Input data
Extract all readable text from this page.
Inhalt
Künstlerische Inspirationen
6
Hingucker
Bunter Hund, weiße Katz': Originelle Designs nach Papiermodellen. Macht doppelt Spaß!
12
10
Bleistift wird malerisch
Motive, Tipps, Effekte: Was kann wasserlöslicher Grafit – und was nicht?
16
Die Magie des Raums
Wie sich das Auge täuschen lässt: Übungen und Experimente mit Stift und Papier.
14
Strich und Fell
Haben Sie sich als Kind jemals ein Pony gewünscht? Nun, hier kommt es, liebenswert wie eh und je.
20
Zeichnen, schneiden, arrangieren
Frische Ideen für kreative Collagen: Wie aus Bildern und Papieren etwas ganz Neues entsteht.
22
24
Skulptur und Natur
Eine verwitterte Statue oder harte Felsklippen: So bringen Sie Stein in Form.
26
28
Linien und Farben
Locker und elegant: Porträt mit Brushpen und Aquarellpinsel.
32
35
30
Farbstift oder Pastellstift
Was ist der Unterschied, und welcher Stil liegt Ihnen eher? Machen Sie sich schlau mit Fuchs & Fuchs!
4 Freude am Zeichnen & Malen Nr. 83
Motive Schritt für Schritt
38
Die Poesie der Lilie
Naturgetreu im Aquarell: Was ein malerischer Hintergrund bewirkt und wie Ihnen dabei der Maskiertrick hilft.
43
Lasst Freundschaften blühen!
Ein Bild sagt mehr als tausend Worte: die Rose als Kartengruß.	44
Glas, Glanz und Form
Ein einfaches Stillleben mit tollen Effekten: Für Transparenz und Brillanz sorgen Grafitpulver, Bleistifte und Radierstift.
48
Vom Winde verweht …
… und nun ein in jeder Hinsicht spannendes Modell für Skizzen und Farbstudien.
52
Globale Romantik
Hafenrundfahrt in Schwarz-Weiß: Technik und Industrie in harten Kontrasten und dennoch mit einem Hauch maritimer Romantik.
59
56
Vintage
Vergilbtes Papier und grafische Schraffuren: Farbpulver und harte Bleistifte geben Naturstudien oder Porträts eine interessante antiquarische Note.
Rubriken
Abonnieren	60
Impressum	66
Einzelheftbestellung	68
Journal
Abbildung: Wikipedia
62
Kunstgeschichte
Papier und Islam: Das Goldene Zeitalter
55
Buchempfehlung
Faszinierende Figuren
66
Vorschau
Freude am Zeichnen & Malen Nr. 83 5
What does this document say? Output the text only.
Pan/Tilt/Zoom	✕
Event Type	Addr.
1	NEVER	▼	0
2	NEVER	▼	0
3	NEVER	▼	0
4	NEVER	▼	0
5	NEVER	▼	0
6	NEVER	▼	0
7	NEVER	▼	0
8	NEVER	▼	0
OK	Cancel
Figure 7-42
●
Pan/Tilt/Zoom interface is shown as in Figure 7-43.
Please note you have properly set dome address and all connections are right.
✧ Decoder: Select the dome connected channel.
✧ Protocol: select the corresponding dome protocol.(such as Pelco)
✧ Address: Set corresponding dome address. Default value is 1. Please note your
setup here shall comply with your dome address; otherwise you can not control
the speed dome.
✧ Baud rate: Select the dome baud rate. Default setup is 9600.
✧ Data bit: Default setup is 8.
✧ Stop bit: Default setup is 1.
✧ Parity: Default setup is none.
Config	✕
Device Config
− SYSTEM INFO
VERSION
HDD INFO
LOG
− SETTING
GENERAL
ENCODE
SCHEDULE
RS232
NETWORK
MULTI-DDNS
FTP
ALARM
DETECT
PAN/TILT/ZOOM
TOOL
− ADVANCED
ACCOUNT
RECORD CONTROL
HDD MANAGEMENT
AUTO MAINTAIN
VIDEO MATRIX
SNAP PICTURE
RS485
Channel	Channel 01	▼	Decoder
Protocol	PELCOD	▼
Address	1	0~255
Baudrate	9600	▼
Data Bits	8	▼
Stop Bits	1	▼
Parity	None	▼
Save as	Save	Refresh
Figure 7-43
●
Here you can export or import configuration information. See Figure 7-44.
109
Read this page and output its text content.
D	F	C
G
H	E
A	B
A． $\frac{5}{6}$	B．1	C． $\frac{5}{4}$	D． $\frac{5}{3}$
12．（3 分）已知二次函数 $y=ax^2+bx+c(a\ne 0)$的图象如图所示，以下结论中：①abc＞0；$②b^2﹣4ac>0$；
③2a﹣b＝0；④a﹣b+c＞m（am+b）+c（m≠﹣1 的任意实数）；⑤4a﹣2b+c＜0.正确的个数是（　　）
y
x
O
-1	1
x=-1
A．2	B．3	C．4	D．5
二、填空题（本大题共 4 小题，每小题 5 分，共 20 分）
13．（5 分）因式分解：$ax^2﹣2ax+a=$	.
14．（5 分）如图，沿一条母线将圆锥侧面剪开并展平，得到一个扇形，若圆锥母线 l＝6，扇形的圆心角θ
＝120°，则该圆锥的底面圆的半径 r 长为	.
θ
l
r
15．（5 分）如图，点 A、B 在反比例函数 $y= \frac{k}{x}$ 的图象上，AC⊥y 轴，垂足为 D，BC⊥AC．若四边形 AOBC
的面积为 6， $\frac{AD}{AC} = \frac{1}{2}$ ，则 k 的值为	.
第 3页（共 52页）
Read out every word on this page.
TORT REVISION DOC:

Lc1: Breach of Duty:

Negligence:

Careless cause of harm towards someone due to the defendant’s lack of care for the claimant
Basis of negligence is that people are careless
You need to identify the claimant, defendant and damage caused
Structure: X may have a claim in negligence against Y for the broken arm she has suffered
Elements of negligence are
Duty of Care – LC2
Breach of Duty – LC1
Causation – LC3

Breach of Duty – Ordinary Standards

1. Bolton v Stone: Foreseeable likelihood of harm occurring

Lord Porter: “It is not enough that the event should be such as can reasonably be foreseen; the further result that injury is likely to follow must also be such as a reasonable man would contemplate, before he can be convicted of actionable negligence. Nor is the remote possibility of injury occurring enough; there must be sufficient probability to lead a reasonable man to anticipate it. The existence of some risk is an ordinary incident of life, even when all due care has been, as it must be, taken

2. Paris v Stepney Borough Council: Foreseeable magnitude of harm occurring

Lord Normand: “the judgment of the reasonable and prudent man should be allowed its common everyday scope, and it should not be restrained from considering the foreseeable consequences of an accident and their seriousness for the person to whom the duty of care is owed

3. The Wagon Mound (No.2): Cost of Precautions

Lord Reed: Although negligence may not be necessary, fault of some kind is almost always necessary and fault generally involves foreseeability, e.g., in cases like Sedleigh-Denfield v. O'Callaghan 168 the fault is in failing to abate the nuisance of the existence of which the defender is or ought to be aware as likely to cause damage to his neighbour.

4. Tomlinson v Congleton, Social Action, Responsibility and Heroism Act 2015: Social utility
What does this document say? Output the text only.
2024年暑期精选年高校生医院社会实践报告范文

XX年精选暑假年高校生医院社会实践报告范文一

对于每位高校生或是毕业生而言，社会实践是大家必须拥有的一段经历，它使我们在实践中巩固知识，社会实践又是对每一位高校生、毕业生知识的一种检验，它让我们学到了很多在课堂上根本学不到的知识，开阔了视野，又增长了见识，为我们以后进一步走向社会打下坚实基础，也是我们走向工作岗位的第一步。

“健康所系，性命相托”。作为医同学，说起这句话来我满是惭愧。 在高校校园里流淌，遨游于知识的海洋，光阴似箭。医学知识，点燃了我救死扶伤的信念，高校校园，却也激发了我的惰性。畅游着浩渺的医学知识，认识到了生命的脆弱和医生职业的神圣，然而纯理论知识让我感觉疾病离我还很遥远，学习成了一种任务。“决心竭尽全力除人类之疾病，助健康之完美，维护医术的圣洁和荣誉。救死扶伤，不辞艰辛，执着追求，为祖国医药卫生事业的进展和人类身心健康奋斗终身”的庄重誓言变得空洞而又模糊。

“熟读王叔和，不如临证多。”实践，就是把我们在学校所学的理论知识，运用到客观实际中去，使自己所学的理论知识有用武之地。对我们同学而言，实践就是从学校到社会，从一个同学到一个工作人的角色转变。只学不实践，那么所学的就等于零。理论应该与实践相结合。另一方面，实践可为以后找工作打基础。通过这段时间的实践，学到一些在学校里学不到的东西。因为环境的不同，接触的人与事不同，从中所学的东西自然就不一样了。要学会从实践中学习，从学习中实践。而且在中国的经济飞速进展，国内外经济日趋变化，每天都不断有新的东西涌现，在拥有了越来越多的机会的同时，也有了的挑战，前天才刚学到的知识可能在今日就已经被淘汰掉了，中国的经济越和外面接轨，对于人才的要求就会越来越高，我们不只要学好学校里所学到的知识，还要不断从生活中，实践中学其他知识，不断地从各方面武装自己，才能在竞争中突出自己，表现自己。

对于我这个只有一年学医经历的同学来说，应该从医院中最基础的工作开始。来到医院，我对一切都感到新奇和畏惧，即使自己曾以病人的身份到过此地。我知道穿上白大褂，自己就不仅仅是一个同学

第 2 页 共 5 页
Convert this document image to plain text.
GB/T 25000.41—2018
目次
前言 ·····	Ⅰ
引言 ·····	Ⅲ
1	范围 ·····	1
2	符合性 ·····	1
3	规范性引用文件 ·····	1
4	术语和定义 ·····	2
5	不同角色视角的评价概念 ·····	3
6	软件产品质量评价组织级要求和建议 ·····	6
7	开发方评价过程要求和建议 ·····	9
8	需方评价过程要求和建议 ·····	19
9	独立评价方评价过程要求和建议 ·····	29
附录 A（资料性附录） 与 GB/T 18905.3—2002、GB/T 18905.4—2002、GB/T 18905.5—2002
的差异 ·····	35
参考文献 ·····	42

What you are asked to do
Copy out exactly the lines from the line with "Convert this document image to plain text." to the end of the listing, including both of those lines, and give nothing else.

The response
Convert this document image to plain text.
GB/T 25000.41—2018
目次
前言 ·····	Ⅰ
引言 ·····	Ⅲ
1	范围 ·····	1
2	符合性 ·····	1
3	规范性引用文件 ·····	1
4	术语和定义 ·····	2
5	不同角色视角的评价概念 ·····	3
6	软件产品质量评价组织级要求和建议 ·····	6
7	开发方评价过程要求和建议 ·····	9
8	需方评价过程要求和建议 ·····	19
9	独立评价方评价过程要求和建议 ·····	29
附录 A（资料性附录） 与 GB/T 18905.3—2002、GB/T 18905.4—2002、GB/T 18905.5—2002
的差异 ·····	35
参考文献 ·····	42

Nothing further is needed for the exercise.